Every line below should be repeated exactly.

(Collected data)
======
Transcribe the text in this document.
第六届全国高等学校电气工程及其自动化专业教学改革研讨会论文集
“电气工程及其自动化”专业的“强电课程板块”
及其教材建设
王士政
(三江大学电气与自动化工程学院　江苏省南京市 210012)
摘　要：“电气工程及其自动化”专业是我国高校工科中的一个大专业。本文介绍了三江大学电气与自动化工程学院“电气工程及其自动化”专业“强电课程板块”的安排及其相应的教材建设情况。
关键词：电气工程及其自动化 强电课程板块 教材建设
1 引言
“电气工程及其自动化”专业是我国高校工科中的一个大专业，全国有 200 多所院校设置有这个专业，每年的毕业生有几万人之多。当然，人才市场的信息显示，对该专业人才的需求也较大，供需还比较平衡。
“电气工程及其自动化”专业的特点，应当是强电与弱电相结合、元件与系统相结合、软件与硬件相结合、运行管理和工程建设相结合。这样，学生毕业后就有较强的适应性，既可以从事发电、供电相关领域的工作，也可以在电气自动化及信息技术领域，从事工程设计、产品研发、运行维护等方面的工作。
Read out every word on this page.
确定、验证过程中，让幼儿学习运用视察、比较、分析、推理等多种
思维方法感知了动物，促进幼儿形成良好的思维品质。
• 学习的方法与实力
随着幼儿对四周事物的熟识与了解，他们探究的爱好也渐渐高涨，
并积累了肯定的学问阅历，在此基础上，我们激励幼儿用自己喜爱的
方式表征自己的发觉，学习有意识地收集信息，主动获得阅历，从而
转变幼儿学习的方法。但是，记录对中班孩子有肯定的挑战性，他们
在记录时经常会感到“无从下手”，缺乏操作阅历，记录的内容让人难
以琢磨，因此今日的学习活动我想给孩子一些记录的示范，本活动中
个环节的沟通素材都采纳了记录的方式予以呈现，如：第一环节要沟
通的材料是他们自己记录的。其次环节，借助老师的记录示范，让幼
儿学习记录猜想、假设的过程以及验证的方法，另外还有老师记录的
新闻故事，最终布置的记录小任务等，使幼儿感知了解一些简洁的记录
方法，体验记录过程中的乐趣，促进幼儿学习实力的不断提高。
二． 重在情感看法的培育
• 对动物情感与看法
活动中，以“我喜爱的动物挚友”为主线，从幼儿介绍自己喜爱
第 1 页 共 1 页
======
Exercise solution:
Transcribe the text in this document.
第六届全国高等学校电气工程及其自动化专业教学改革研讨会论文集
“电气工程及其自动化”专业的“强电课程板块”
及其教材建设
王士政
(三江大学电气与自动化工程学院　江苏省南京市 210012)
摘　要：“电气工程及其自动化”专业是我国高校工科中的一个大专业。本文介绍了三江大学电气与自动化工程学院“电气工程及其自动化”专业“强电课程板块”的安排及其相应的教材建设情况。
关键词：电气工程及其自动化 强电课程板块 教材建设
1 引言
“电气工程及其自动化”专业是我国高校工科中的一个大专业，全国有 200 多所院校设置有这个专业，每年的毕业生有几万人之多。当然，人才市场的信息显示，对该专业人才的需求也较大，供需还比较平衡。
“电气工程及其自动化”专业的特点，应当是强电与弱电相结合、元件与系统相结合、软件与硬件相结合、运行管理和工程建设相结合。这样，学生毕业后就有较强的适应性，既可以从事发电、供电相关领域的工作，也可以在电气自动化及信息技术领域，从事工程设计、产品研发、运行维护等方面的工作。
Read out every word on this page.
确定、验证过程中，让幼儿学习运用视察、比较、分析、推理等多种
思维方法感知了动物，促进幼儿形成良好的思维品质。
• 学习的方法与实力
随着幼儿对四周事物的熟识与了解，他们探究的爱好也渐渐高涨，
并积累了肯定的学问阅历，在此基础上，我们激励幼儿用自己喜爱的
方式表征自己的发觉，学习有意识地收集信息，主动获得阅历，从而
转变幼儿学习的方法。但是，记录对中班孩子有肯定的挑战性，他们
在记录时经常会感到“无从下手”，缺乏操作阅历，记录的内容让人难
以琢磨，因此今日的学习活动我想给孩子一些记录的示范，本活动中
个环节的沟通素材都采纳了记录的方式予以呈现，如：第一环节要沟
通的材料是他们自己记录的。其次环节，借助老师的记录示范，让幼
儿学习记录猜想、假设的过程以及验证的方法，另外还有老师记录的
新闻故事，最终布置的记录小任务等，使幼儿感知了解一些简洁的记录
方法，体验记录过程中的乐趣，促进幼儿学习实力的不断提高。
二． 重在情感看法的培育
• 对动物情感与看法
活动中，以“我喜爱的动物挚友”为主线，从幼儿介绍自己喜爱
第 1 页 共 1 页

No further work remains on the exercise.